_WRITTEN REQUEST_
Quote the entries in full, character for character, without their images.

— Start DATASET ROWS —

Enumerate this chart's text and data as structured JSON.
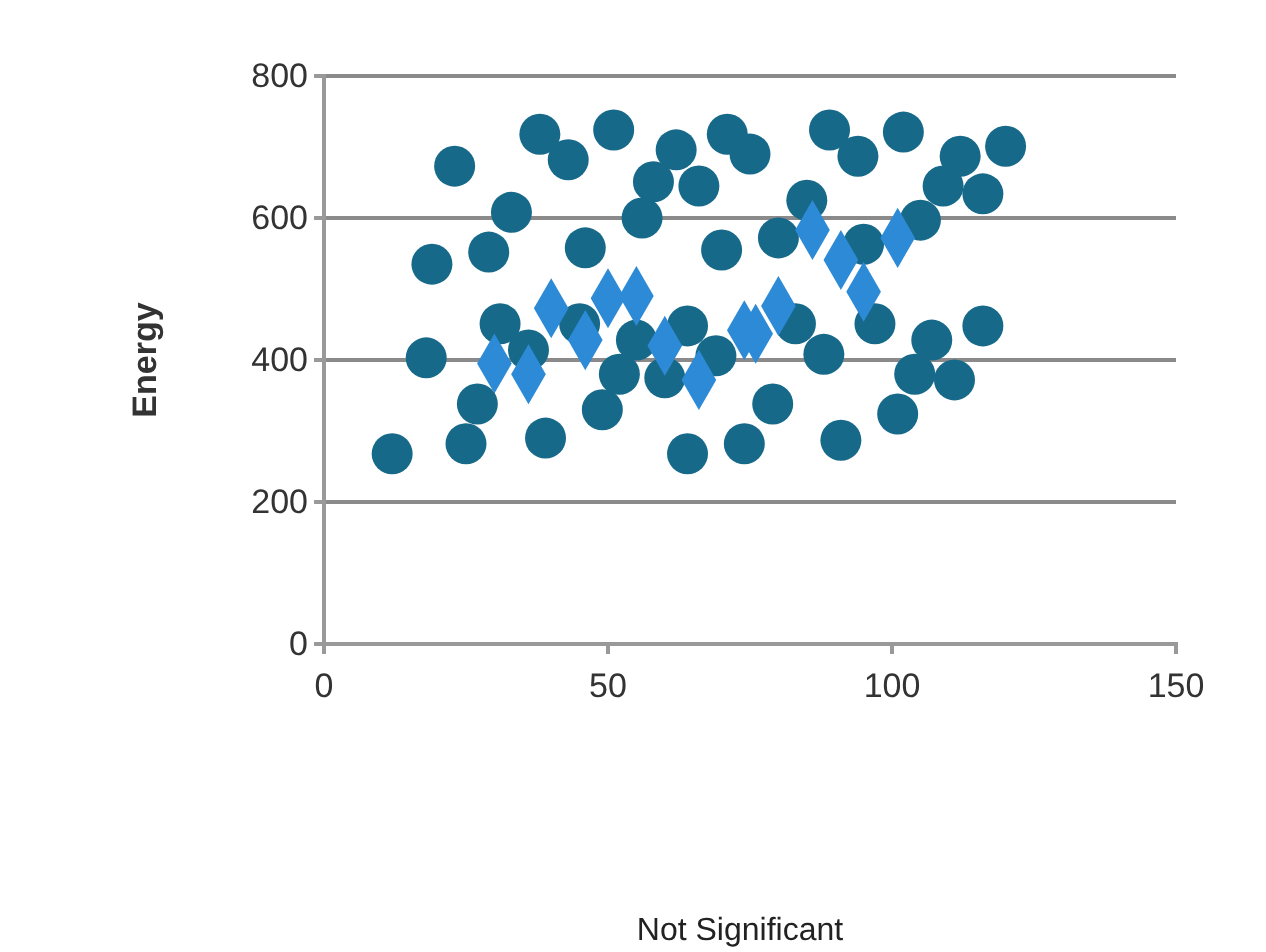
{
  "chart_data": {
    "type": "scatter",
    "ylabel": "Energy",
    "annotations": [
      "Not Significant"
    ],
    "xlim": [
      0,
      150
    ],
    "xticks": [
      0,
      50,
      100,
      150
    ],
    "ylim": [
      0,
      800
    ],
    "yticks": [
      0,
      200,
      400,
      600,
      800
    ],
    "grid": "y",
    "series": [
      {
        "color": "#17698a",
        "marker": "circle",
        "x": [
          12,
          18,
          19,
          23,
          25,
          27,
          29,
          31,
          33,
          36,
          38,
          39,
          43,
          45,
          46,
          49,
          51,
          52,
          55,
          56,
          58,
          60,
          62,
          64,
          64,
          66,
          69,
          70,
          71,
          74,
          75,
          79,
          80,
          83,
          85,
          88,
          89,
          91,
          94,
          95,
          97,
          101,
          102,
          104,
          105,
          107,
          109,
          111,
          112,
          116,
          116,
          120
        ],
        "values": [
          268,
          403,
          535,
          673,
          282,
          338,
          552,
          451,
          608,
          414,
          718,
          290,
          682,
          451,
          558,
          330,
          724,
          380,
          428,
          600,
          651,
          375,
          696,
          448,
          268,
          645,
          406,
          555,
          718,
          282,
          690,
          338,
          572,
          451,
          625,
          408,
          724,
          287,
          687,
          563,
          451,
          324,
          721,
          380,
          597,
          428,
          645,
          372,
          687,
          634,
          448,
          701
        ]
      },
      {
        "color": "#2d8ad6",
        "marker": "diamond",
        "x": [
          30,
          36,
          40,
          46,
          50,
          55,
          60,
          66,
          74,
          76,
          80,
          86,
          91,
          95,
          101
        ],
        "values": [
          395,
          380,
          473,
          428,
          487,
          490,
          420,
          372,
          442,
          437,
          476,
          583,
          541,
          496,
          572
        ]
      }
    ]
  }
}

— End DATASET ROWS —

_RESULT OF THIS TASK_
Enumerate this chart's text and data as structured JSON.
{
  "chart_data": {
    "type": "scatter",
    "ylabel": "Energy",
    "annotations": [
      "Not Significant"
    ],
    "xlim": [
      0,
      150
    ],
    "xticks": [
      0,
      50,
      100,
      150
    ],
    "ylim": [
      0,
      800
    ],
    "yticks": [
      0,
      200,
      400,
      600,
      800
    ],
    "grid": "y",
    "series": [
      {
        "color": "#17698a",
        "marker": "circle",
        "x": [
          12,
          18,
          19,
          23,
          25,
          27,
          29,
          31,
          33,
          36,
          38,
          39,
          43,
          45,
          46,
          49,
          51,
          52,
          55,
          56,
          58,
          60,
          62,
          64,
          64,
          66,
          69,
          70,
          71,
          74,
          75,
          79,
          80,
          83,
          85,
          88,
          89,
          91,
          94,
          95,
          97,
          101,
          102,
          104,
          105,
          107,
          109,
          111,
          112,
          116,
          116,
          120
        ],
        "values": [
          268,
          403,
          535,
          673,
          282,
          338,
          552,
          451,
          608,
          414,
          718,
          290,
          682,
          451,
          558,
          330,
          724,
          380,
          428,
          600,
          651,
          375,
          696,
          448,
          268,
          645,
          406,
          555,
          718,
          282,
          690,
          338,
          572,
          451,
          625,
          408,
          724,
          287,
          687,
          563,
          451,
          324,
          721,
          380,
          597,
          428,
          645,
          372,
          687,
          634,
          448,
          701
        ]
      },
      {
        "color": "#2d8ad6",
        "marker": "diamond",
        "x": [
          30,
          36,
          40,
          46,
          50,
          55,
          60,
          66,
          74,
          76,
          80,
          86,
          91,
          95,
          101
        ],
        "values": [
          395,
          380,
          473,
          428,
          487,
          490,
          420,
          372,
          442,
          437,
          476,
          583,
          541,
          496,
          572
        ]
      }
    ]
  }
}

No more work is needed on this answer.